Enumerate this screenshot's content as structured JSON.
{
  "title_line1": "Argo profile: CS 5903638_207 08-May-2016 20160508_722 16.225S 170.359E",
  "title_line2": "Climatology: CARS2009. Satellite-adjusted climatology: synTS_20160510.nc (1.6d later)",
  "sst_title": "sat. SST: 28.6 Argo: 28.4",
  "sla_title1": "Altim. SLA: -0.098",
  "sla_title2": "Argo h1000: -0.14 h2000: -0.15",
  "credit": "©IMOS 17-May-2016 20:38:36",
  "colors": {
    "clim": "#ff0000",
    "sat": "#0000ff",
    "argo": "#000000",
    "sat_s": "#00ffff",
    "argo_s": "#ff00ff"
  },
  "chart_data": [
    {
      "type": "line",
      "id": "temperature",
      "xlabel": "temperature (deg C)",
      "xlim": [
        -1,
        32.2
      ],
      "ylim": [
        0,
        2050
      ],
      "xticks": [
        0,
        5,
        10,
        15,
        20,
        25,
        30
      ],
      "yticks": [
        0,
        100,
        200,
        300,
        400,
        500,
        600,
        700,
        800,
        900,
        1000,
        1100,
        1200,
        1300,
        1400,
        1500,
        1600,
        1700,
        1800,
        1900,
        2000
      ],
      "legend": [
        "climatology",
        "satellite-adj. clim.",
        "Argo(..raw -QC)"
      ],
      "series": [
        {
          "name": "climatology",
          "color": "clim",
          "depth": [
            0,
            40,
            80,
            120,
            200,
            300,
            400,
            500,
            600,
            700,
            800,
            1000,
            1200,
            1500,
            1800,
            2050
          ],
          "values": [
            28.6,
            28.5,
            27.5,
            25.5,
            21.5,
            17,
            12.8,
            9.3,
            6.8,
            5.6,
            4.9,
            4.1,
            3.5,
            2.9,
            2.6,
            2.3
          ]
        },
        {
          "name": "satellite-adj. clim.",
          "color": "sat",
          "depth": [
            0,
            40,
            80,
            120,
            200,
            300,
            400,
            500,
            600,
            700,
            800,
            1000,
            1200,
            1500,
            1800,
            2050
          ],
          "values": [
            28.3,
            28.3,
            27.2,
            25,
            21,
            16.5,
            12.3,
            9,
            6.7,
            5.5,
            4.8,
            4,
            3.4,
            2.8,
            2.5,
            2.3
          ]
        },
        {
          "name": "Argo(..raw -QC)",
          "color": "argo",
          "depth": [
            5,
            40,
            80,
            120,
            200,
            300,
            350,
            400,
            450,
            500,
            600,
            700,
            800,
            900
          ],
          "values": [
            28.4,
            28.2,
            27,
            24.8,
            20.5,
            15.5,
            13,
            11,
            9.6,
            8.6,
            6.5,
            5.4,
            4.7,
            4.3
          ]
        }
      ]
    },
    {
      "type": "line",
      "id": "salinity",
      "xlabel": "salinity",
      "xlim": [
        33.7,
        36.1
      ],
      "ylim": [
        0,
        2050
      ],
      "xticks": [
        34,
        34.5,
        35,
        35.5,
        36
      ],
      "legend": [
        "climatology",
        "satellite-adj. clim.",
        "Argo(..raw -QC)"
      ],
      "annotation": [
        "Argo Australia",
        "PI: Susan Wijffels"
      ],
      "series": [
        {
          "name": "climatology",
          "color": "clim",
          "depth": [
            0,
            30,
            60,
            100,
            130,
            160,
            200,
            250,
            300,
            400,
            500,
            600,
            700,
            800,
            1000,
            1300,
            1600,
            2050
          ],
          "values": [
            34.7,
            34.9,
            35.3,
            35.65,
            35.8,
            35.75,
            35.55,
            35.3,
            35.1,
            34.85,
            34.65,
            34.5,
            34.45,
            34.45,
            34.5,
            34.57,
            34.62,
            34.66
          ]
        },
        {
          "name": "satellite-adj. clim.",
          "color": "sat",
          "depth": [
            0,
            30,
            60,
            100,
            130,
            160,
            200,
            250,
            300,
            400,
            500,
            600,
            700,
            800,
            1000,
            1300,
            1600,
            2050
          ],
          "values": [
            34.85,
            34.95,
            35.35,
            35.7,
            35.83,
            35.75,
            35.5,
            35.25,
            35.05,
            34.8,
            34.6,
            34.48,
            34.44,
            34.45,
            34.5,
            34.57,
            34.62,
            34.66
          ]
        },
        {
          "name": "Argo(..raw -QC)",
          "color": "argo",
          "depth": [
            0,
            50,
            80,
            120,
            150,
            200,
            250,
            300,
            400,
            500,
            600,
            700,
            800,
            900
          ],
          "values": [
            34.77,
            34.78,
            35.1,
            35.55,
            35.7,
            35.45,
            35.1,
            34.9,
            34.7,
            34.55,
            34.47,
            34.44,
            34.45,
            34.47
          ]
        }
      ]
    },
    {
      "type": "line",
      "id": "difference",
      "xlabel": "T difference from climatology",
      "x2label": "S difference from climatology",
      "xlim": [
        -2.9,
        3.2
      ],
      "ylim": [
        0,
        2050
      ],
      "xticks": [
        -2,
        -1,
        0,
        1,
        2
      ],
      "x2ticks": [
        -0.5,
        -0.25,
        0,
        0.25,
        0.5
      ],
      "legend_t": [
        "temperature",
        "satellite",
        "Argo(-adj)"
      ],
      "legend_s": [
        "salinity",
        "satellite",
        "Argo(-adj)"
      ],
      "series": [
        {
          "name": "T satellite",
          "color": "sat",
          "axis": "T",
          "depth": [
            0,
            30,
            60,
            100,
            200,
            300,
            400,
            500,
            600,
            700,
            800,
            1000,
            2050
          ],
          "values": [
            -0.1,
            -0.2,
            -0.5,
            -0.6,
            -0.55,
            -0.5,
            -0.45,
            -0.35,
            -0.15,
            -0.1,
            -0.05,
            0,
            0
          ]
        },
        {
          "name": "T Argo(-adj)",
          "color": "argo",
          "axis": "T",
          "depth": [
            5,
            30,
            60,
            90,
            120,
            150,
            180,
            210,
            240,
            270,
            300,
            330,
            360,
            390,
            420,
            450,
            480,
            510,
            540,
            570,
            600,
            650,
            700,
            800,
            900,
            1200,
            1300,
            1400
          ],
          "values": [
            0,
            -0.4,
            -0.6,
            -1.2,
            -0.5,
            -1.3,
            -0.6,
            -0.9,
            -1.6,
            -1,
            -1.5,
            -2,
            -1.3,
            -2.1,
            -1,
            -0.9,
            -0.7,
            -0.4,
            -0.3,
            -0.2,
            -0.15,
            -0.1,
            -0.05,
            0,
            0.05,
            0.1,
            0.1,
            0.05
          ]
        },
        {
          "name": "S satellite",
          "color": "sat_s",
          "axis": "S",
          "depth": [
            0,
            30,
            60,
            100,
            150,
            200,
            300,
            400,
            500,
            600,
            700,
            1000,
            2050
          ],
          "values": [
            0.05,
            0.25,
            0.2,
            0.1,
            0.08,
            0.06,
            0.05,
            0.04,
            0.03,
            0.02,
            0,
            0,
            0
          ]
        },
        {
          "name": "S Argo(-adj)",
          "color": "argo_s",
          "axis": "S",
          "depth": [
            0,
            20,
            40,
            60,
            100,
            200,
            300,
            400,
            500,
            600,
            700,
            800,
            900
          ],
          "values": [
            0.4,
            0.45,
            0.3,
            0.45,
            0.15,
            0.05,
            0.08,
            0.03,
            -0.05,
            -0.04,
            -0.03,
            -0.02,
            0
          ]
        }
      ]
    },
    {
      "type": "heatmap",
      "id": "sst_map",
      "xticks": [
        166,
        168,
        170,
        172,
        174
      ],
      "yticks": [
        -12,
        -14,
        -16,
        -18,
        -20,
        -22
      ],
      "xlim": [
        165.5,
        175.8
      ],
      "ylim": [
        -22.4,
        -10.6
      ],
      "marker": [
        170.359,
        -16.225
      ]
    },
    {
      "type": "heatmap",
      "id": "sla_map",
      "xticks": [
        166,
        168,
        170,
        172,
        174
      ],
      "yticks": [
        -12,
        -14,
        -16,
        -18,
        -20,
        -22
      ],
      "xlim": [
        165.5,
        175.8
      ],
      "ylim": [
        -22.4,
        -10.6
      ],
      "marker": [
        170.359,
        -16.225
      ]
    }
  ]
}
____________________
TASK REQUIREMENTS: Find every line in the records above that contains the word "xlabel", and copy each one.

RESPONSE TO THIS EXERCISE:
      "xlabel": "temperature (deg C)",
      "xlabel": "salinity",
      "xlabel": "T difference from climatology",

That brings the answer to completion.